• Exercise data

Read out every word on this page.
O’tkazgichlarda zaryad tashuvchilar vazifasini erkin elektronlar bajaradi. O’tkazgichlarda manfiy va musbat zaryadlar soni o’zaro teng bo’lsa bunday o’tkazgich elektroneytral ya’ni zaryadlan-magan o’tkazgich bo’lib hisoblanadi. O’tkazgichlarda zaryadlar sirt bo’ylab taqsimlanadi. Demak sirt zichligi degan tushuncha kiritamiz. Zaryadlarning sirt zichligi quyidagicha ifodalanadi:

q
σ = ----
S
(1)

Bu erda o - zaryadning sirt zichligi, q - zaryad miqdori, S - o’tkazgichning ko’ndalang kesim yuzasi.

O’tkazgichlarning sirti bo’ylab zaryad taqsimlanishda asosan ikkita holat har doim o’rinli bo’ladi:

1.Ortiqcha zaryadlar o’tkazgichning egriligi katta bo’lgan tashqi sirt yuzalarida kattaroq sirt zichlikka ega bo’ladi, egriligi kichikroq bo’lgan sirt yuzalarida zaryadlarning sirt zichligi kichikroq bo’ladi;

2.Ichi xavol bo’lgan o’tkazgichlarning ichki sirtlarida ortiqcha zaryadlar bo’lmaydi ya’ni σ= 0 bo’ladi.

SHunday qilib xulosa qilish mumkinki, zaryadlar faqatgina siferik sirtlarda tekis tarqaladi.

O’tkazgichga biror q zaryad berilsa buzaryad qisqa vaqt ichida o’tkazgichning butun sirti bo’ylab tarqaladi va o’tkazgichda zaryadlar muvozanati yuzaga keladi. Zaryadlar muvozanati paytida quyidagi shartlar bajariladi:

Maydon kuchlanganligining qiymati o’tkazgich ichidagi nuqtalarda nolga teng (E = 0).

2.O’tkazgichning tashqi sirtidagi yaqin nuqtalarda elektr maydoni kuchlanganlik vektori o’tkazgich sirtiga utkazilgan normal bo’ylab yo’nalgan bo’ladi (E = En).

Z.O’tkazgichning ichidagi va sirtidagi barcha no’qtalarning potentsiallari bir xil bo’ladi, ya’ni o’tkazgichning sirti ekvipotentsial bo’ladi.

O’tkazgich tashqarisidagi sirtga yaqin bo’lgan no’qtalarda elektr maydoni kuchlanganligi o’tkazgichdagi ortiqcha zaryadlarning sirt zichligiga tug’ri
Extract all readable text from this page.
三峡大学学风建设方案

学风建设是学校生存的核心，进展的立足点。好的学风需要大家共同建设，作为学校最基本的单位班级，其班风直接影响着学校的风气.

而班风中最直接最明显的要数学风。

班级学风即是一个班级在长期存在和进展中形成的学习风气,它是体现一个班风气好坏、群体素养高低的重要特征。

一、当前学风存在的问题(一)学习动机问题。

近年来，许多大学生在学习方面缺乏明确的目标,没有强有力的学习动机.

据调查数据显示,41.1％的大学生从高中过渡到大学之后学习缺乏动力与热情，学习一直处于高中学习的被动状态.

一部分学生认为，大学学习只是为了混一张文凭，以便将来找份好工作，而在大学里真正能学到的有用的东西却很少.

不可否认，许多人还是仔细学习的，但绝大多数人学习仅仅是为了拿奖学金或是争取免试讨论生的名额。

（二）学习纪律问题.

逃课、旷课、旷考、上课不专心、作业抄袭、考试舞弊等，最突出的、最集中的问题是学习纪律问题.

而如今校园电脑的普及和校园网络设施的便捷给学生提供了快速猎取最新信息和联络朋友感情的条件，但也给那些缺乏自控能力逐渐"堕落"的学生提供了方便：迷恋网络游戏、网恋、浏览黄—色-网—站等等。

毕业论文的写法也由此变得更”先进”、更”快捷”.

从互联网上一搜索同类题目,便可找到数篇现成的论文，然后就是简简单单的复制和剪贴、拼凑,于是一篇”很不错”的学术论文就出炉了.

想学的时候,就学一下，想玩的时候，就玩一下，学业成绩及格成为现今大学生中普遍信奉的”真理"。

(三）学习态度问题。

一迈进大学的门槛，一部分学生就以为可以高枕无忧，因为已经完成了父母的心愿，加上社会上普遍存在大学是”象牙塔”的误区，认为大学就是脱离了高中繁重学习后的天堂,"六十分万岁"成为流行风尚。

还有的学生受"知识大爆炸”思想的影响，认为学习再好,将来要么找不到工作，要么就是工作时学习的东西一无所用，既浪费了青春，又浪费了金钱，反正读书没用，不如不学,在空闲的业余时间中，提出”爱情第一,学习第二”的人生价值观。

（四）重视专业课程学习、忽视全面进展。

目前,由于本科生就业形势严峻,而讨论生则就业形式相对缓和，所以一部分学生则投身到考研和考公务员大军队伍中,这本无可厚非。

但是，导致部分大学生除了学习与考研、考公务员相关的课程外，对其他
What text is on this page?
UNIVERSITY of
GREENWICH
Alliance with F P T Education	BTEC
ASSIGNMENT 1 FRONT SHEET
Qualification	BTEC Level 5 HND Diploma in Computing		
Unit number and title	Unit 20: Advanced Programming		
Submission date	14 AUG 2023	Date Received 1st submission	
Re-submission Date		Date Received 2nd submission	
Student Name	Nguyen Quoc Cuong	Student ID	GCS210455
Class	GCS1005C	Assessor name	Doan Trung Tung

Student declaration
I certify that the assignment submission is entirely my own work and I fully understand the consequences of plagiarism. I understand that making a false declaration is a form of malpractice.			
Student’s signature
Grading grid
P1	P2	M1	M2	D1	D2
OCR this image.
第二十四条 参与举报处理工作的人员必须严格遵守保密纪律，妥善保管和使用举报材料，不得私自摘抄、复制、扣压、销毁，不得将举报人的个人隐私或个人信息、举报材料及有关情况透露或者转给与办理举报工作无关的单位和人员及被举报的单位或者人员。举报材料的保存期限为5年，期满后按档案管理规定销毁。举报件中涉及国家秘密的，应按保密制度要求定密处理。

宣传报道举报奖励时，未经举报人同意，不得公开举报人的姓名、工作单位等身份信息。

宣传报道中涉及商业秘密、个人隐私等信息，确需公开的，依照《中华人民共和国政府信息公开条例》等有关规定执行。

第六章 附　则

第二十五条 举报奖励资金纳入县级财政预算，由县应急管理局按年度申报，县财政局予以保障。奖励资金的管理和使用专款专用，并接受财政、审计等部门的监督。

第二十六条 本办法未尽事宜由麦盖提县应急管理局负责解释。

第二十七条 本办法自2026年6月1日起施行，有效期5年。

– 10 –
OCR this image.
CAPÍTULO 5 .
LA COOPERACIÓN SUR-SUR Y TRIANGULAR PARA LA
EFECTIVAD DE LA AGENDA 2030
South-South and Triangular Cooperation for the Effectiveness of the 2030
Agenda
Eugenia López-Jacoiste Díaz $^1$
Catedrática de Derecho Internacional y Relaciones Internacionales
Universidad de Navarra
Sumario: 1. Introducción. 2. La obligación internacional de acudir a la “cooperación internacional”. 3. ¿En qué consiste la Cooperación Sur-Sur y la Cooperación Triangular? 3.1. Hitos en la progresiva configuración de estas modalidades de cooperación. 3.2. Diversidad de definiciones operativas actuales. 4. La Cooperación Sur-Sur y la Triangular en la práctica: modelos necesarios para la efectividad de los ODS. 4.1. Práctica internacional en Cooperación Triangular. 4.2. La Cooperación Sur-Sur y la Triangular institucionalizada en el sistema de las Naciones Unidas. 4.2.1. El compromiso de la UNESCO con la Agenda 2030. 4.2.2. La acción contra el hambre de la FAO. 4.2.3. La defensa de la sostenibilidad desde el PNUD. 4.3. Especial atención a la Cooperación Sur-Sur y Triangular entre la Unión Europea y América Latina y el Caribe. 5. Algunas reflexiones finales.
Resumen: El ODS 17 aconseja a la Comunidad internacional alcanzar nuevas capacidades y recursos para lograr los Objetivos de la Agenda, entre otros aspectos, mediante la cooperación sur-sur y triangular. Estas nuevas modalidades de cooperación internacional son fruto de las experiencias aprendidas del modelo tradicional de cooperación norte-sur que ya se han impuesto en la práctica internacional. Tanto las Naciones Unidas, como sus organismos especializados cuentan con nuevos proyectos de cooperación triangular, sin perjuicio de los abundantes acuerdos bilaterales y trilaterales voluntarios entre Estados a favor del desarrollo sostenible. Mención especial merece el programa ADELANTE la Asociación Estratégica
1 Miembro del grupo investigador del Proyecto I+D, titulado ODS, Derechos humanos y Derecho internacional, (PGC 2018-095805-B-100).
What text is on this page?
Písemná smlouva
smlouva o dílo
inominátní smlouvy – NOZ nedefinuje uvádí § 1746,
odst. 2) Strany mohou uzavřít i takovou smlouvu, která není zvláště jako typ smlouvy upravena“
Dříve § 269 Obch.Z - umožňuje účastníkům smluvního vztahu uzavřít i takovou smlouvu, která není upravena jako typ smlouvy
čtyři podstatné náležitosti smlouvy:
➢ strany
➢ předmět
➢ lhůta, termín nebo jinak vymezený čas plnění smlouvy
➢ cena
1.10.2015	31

• Goal
From the data above, gather every line that includes the word "smlouvu".

• Correct result
odst. 2) Strany mohou uzavřít i takovou smlouvu, která není zvláště jako typ smlouvy upravena“
Dříve § 269 Obch.Z - umožňuje účastníkům smluvního vztahu uzavřít i takovou smlouvu, která není upravena jako typ smlouvy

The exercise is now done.